══ EXCERPT PROVIDED ══

The SLURM system installed on the powerful ITET arton compute servers is an alternative to the Condor batch computing system and reserved for staff of the contributing institutes (APS,IBT,IFA,NARI,TIK,WINS). It consists of a master host, where the scheduler resides and the arton compute nodes, where the batch jobs are executed. The compute nodes are powerful servers located in server rooms, they are exclusively reserved for batch processing. Interactive logins are disabled.
SLURM
SLURM (Simple Linux Utility for Resource Management) is a free and open-source job scheduler for Linux and Unix-like kernels, used by many of the world's supercomputers and compute clusters. Slurm's design is very modular with about 100 optional plugins. In 2010, the developers of Slurm founded SchedMD, which maintains the canonical source, provides development, level 3 commercial support and training services and also provide a very good online documentation to Slurm.
gfreudig@trollo:~/Batch$ sinfo PARTITION AVAIL TIMELIMIT NODES STATE NODELIST cpu.normal.32* up 1-00:00:00 2 idle arton02,zampano cpu.normal.64 up 1-00:00:00 1 idle arton09 cpu.normal.256 up 1-00:00:00 1 idle arton09 array.normal up 1-00:00:00 2 idle arton02,zampano gpu.normal up 1-00:00:00 1 mix artongpu01 gfreudig@trollo:~/Batch$
SLURM Arton Grid
Hardware
At the moment the computing power of the SLURM Arton Grid is based on the following 11 cpu compute servers and 1 gpu compute server (compute nodes) :
Server |
CPU |
Frequency |
Cores |
GPUs |
Memory |
Operating System |
||||||
arton01 - 03 |
Dual Octa-Core Intel Xeon E5-2690 |
2.90 GHz |
16 |
- |
128 GB |
Debian 9 |
||||||
arton04 - 08 |
Dual Deca-Core Intel Xeon E5-2690 v2 |
3.00 GHz |
20 |
- |
128 GB |
Debian 9 |
||||||
arton09 - 10 |
Dual Deca-Core Intel Xeon E5-2690 v2 |
3.00 GHz |
20 |
- |
256 GB |
Debian 9 |
||||||
arton11 |
Dual Deca-Core Intel Xeon E5-2690 v2 |
3.00 GHz |
20 |
- |
768 GB |
Debian 9 |
||||||
artongpu01 |
Dual Octa-Core Intel Xeon Silver 4208 CPU |
2.10 GHz |
16 |
2 |
128GB |
Debian 9 |
The local disks (/scratch) of arton09, arton10 and arton11 are fast SSD-disks (6 GBit/s) with a size of 720 GByte.

═══

:: PROBLEM SET ::
1. Name every contributing institute listed on the page about the SLURM Arton Grid.
2. Please extend the page about the SLURM Arton Grid, starting after its final sentence.
None of the items are needed here.

══ STORED DATA ══

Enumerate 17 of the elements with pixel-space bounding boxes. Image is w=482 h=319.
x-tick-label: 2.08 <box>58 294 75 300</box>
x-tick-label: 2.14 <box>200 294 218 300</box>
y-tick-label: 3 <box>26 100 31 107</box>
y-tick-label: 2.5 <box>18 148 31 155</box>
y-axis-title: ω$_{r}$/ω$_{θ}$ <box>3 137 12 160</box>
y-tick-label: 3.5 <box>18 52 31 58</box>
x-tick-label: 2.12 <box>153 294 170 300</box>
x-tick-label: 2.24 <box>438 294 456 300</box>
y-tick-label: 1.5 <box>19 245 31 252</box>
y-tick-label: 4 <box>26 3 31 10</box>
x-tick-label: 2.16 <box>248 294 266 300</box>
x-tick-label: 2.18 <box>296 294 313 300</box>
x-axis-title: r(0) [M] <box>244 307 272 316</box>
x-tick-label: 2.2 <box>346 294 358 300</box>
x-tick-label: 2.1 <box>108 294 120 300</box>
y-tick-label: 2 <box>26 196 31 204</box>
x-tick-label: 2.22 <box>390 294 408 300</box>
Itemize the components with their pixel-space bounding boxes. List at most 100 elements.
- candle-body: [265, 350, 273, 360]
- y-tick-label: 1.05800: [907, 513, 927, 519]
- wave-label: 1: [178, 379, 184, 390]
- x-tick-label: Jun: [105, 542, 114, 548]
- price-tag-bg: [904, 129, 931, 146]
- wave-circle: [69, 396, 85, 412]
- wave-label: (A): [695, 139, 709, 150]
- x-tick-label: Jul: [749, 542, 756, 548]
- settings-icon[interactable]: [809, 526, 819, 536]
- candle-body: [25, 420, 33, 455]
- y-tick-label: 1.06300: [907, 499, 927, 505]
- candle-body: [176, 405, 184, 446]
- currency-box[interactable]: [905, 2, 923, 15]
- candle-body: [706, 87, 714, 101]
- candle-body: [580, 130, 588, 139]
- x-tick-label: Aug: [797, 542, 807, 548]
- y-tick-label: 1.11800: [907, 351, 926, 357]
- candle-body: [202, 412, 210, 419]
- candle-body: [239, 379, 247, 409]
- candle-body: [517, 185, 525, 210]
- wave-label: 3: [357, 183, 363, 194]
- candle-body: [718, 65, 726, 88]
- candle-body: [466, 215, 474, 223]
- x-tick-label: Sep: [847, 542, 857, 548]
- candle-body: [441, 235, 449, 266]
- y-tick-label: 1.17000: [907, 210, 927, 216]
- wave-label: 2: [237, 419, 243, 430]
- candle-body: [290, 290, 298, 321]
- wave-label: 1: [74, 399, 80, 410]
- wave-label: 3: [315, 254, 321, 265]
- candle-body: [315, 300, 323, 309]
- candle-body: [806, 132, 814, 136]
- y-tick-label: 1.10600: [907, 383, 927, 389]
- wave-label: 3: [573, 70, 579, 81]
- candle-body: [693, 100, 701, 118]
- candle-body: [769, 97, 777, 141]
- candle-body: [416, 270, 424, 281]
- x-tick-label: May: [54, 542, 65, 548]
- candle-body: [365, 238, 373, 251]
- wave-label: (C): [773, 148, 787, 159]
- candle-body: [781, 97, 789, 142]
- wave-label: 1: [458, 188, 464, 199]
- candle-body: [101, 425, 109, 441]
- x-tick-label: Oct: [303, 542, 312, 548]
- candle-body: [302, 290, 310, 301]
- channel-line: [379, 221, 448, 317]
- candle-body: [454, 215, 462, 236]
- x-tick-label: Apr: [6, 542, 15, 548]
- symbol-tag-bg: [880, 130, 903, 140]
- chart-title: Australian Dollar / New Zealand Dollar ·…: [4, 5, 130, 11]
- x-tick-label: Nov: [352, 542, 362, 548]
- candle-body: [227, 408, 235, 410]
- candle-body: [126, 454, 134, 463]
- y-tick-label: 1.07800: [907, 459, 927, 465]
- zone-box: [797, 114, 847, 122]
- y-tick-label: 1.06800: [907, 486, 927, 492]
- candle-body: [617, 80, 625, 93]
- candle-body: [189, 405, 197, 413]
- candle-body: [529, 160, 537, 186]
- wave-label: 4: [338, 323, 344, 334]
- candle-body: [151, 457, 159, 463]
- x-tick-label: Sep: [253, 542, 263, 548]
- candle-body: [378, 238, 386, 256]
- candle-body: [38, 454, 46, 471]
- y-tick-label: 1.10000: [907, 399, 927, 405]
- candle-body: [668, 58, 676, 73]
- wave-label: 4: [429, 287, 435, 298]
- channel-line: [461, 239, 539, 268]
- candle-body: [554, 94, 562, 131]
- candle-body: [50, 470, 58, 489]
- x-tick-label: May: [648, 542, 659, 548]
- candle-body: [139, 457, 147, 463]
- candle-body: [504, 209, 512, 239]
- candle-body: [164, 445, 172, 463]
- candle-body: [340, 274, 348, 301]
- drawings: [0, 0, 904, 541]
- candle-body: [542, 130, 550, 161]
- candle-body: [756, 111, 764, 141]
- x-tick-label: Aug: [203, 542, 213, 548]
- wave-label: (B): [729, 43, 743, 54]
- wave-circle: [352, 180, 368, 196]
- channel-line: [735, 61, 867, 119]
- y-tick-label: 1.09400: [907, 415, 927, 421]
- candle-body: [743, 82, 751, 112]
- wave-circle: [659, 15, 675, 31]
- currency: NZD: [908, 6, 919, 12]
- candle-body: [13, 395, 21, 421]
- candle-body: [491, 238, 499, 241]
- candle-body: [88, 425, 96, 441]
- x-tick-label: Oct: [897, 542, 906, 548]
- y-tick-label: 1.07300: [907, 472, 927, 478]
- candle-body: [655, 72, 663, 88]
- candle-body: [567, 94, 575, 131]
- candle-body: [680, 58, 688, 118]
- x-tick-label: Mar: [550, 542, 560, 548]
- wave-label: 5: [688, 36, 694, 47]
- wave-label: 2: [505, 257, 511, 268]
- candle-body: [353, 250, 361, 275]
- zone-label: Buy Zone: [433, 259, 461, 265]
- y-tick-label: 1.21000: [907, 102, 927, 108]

═══

:: ANSWERS FOR THE EXERCISE ::
1. APS, IBT, IFA, NARI, TIK, WINS

2.
The SLURM job scheduler runs on the linux server itetmaster01.
Software
The artons cpu nodes offer the same software environment as all D-ITET managed Linux clients, gpu nodes have a restricted software (no desktops installed).
Using SLURM
At a basic level, SLURM is very easy to use. The following sections will describe the commands you need to run and manage your batch jobs on the Grid Engine. The commands that will be most useful to you are as follows
sbatch - submit a job to the batch scheduler
squeue - examine running and waiting jobs
sinfo - status compute nodes
scancel - delete a running job
Setting environment
The above commands only work if the environment variables for SLURM are set. Please add the following two lines to your ~/.bashrc:
export PATH=/usr/pack/slurm-19.05.0-sr/amd64-debian-linux9/bin:$PATH
export SLURM_CONF=/home/sladmitet/slurm/slurm.conf
sbatch -> Submitting a job
sbatch doesn't allow to submit a binary program directly, please wrap the program to run into a surrounding bash script. The sbatch command has the following syntax:
> sbatch [options] job_script [job_script arguments]
The job_script is a standard UNIX shell script. The fixed options for the SLURM Scheduler are placed in the job_script in lines starting with #SBATCH. The UNIX shell interprets these lines as comments and ignores them. Only temporary options should be placed outside the job_script. To test your job-script you can simply run it interactively.
Assume there is a c program primes.c which is compiled to an executable binary named primes with "gcc -o primes primes.c". The program runs 5 seconds and calculates prime numbers. The found prime numbers and a final summary are sent to standard output. A sample job_script primes.sh to perform a batch run of the binary primes on the Arton grid looks like this:
#!/bin/sh
#
#SBATCH --mail-type=ALL # mail configuration: NONE, BEGIN, END, FAIL, REQUEUE, ALL
#SBATCH --output=log/%j.out # where to store the output ( %j is the JOBID )
/bin/echo Running on host: `hostname`
/bin/echo In directory: `pwd`
/bin/echo Starting on: `date`
/bin/echo SLURM_JOB_ID: $SLURM_JOB_ID
#
# binary to execute
./primes
echo finished at: `date`
exit 0;
You can test the script by running it interactively in a terminal:
gfreudig@trollo:~/Batch$ ./primes.sh
If the script runs successfully you can now submit it as a batch job to the SLURM arton grid:
gfreudig@trollo:~/Batch$ sbatch primes.sh sbatch: Start executing function slurm_job_submit...... sbatch: Job partition set to : cpu.normal.32 (normal memory) Submitted batch job 931 gfreudig@trollo:~/Batch$
After the job has finished, you will find the output file of the job in the log subdirectory with a name of <JOBID>.out.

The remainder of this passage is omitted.